:: Problem requirements ::
Keep only those lines of the records that include the string "Eradication".

:: Data rows ::
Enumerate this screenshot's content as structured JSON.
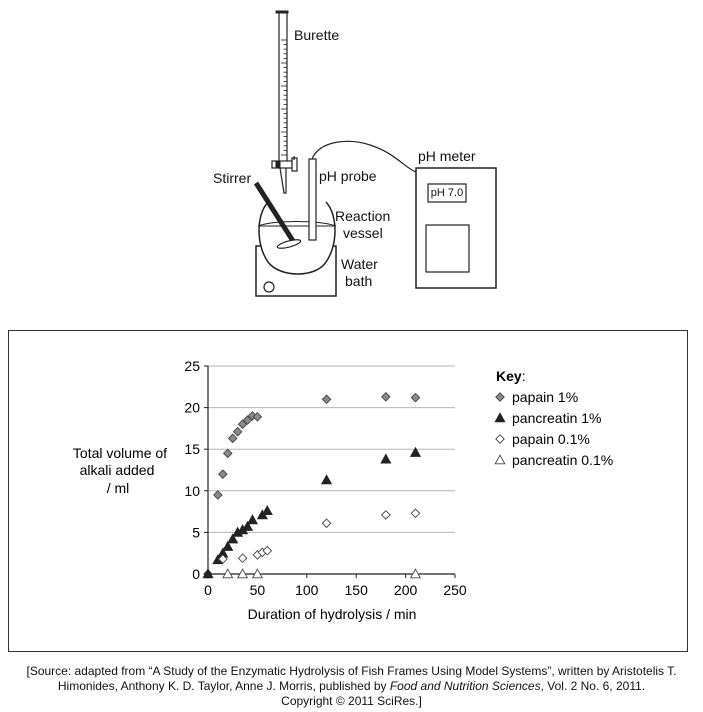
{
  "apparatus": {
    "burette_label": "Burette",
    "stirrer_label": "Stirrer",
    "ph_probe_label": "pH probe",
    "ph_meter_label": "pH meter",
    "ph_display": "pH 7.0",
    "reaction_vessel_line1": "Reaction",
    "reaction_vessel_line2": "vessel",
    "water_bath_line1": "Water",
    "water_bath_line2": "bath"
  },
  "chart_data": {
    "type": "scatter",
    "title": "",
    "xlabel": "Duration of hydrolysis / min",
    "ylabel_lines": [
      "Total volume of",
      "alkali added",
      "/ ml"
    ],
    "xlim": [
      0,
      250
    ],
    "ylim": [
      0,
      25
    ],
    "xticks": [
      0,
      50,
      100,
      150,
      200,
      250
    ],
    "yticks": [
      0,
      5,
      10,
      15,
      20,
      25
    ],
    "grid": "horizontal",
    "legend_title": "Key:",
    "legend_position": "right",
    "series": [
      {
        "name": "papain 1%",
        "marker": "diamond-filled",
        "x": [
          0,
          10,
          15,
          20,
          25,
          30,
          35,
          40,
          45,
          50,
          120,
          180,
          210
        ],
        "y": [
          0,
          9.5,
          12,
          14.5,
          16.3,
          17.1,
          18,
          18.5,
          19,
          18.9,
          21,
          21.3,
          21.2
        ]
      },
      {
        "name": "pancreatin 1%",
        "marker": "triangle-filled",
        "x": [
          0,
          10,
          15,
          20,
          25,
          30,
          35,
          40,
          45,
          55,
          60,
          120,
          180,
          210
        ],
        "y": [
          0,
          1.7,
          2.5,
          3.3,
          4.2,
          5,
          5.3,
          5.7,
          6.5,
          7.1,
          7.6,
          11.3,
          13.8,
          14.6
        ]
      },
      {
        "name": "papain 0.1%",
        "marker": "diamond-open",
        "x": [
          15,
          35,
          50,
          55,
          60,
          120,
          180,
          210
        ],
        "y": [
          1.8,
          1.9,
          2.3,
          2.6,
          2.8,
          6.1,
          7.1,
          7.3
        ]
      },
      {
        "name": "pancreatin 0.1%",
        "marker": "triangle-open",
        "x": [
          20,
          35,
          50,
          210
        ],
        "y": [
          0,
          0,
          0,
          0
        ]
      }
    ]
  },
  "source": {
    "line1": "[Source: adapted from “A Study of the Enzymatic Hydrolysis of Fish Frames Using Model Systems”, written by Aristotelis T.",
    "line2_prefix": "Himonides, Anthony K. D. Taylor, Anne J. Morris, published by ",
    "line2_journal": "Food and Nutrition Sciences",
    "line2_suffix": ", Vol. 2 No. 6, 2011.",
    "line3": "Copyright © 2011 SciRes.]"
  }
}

---

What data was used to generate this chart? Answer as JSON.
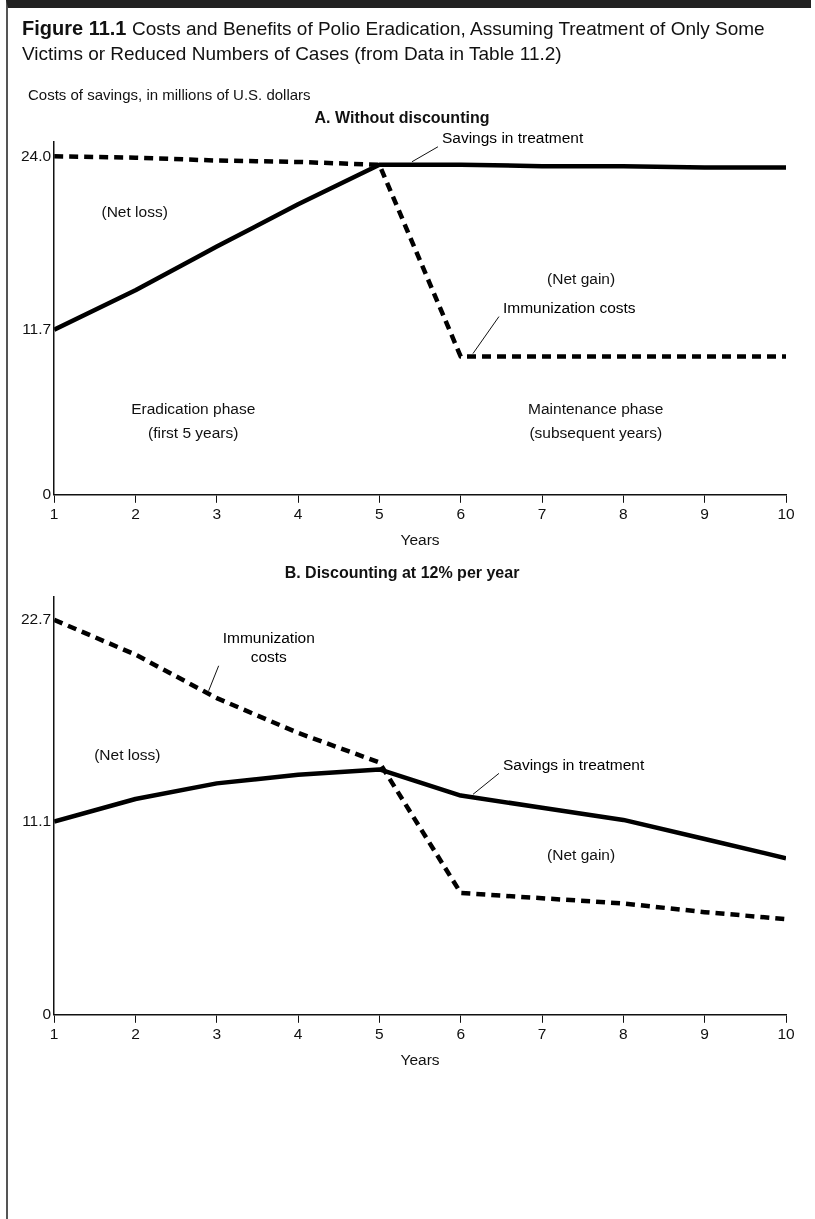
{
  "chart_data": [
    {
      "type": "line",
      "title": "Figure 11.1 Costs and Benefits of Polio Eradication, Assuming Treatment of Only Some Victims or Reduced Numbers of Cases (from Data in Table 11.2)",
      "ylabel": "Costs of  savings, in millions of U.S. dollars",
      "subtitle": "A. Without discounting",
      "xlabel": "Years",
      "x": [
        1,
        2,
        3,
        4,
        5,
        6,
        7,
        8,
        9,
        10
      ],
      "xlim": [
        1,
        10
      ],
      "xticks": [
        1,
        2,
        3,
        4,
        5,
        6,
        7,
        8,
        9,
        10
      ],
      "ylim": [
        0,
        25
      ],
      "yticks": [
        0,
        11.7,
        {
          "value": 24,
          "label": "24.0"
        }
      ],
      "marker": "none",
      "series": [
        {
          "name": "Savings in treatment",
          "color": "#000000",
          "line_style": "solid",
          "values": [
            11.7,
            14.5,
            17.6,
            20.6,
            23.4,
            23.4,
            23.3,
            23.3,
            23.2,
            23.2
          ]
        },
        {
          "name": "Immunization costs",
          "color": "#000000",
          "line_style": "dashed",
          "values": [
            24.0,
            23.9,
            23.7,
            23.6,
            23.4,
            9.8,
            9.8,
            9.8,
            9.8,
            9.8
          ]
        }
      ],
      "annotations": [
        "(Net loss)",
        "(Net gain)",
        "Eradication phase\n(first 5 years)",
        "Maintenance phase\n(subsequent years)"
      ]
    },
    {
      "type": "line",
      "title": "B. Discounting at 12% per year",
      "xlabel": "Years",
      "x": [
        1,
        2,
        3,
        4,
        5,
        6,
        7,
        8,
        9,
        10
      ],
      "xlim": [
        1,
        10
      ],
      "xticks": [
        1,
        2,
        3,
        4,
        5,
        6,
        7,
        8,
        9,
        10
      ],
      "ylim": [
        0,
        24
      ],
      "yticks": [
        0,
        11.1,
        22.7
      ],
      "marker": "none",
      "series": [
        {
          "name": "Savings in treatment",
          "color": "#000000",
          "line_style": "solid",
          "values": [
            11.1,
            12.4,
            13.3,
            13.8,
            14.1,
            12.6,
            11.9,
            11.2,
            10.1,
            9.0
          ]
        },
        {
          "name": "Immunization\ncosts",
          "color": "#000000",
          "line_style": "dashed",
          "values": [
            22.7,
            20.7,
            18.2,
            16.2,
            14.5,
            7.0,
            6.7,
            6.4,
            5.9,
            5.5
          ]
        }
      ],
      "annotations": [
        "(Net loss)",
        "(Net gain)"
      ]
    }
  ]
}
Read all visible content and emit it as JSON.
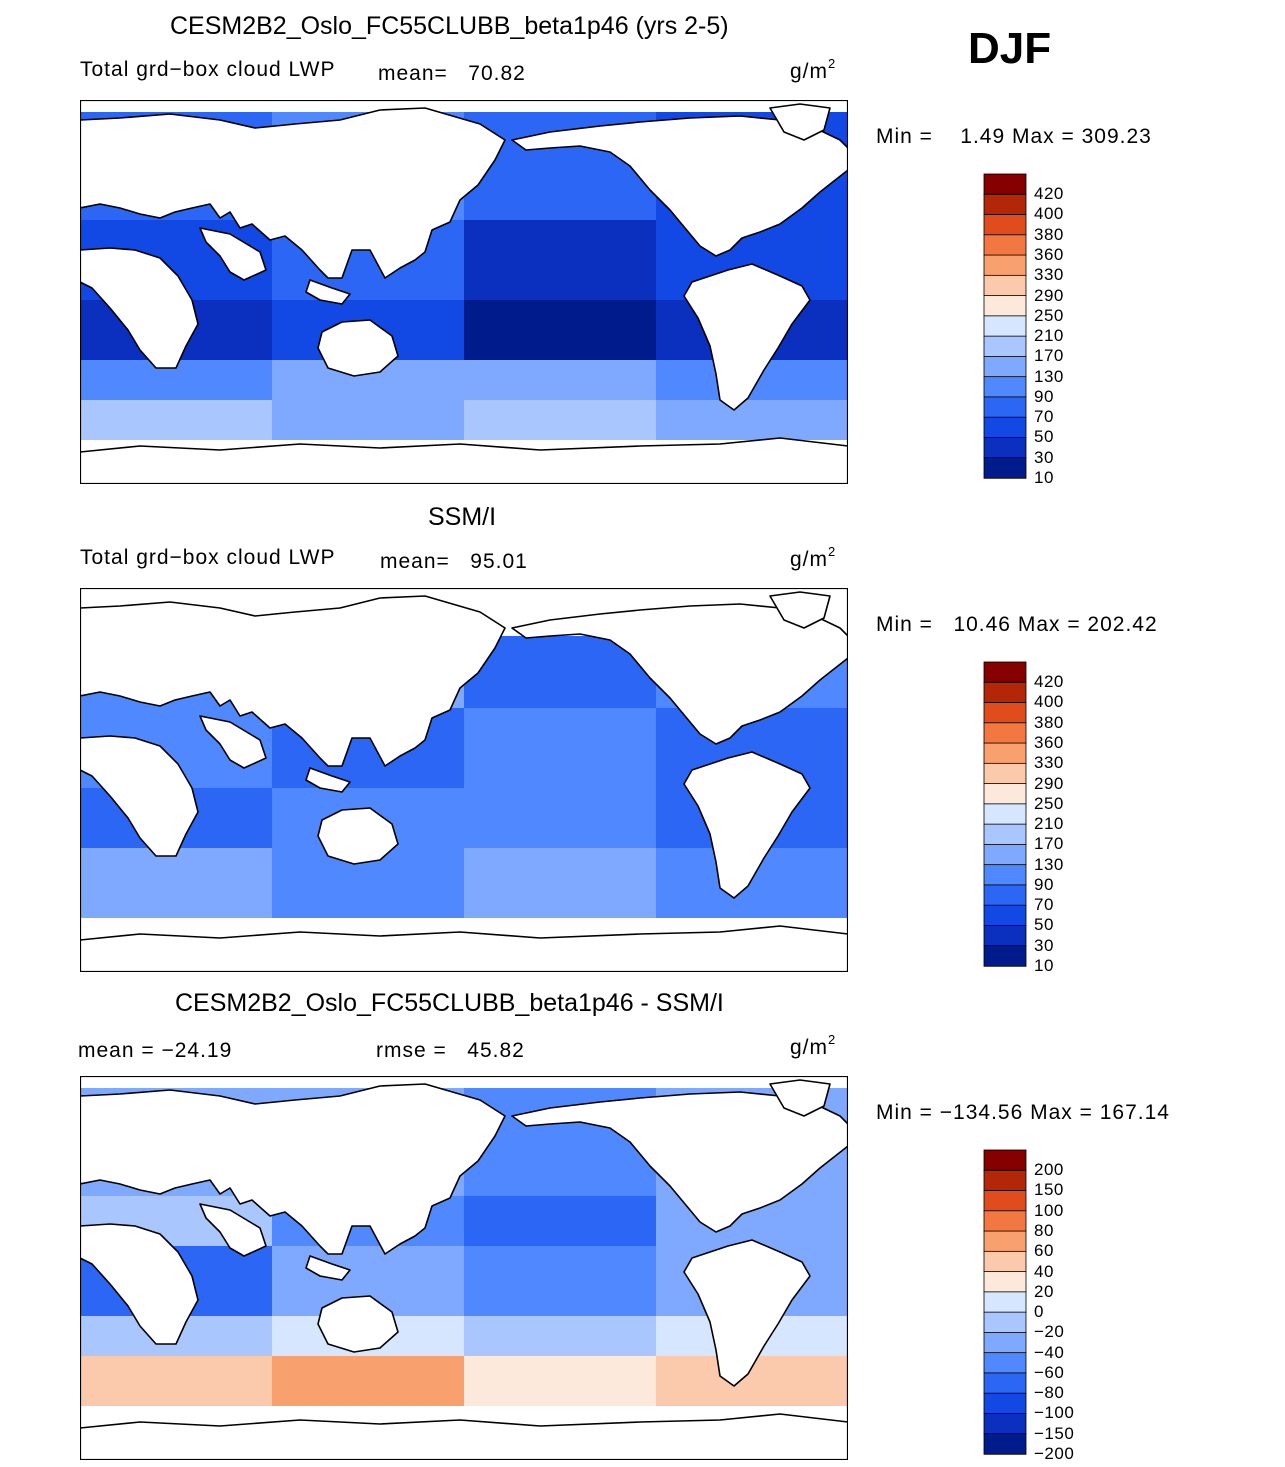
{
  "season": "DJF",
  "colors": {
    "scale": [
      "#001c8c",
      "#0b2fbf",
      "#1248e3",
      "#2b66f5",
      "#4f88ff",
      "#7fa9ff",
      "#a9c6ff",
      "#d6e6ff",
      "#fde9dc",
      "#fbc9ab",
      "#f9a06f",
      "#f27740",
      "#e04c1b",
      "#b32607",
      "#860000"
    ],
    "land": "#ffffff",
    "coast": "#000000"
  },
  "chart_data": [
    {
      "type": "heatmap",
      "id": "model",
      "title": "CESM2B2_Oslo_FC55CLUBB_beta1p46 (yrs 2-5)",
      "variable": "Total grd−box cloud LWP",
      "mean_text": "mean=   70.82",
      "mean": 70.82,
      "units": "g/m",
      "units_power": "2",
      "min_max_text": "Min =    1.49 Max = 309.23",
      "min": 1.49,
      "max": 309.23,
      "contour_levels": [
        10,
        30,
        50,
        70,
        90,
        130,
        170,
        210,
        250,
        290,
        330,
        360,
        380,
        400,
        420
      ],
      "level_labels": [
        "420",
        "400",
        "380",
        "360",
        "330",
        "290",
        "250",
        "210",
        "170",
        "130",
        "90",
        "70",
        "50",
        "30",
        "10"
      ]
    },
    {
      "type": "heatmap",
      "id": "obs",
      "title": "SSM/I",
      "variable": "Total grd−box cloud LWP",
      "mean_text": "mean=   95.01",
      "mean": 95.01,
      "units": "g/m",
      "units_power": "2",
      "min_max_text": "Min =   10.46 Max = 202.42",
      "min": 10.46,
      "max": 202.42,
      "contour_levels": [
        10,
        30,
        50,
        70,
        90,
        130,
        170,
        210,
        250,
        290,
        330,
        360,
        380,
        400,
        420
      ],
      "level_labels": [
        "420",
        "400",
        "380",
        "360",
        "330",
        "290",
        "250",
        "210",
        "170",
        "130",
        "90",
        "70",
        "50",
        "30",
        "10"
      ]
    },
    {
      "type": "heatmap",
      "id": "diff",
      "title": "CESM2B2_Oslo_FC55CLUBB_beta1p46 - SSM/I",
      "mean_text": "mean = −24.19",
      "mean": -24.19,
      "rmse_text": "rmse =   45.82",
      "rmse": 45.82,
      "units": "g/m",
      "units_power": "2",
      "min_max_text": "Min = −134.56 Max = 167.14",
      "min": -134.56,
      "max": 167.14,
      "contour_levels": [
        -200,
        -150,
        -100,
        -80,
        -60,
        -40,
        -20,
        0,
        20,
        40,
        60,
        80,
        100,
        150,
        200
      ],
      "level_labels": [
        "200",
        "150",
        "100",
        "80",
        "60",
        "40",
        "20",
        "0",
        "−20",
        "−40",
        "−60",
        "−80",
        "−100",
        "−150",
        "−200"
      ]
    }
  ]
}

:: The answer ::
      "title": "Figure 11.1 Costs and Benefits of Polio Eradication, Assuming Treatment of Only Some Victims or Reduced Numbers of Cases (from Data in Table 11.2)",
        "Eradication phase\n(first 5 years)",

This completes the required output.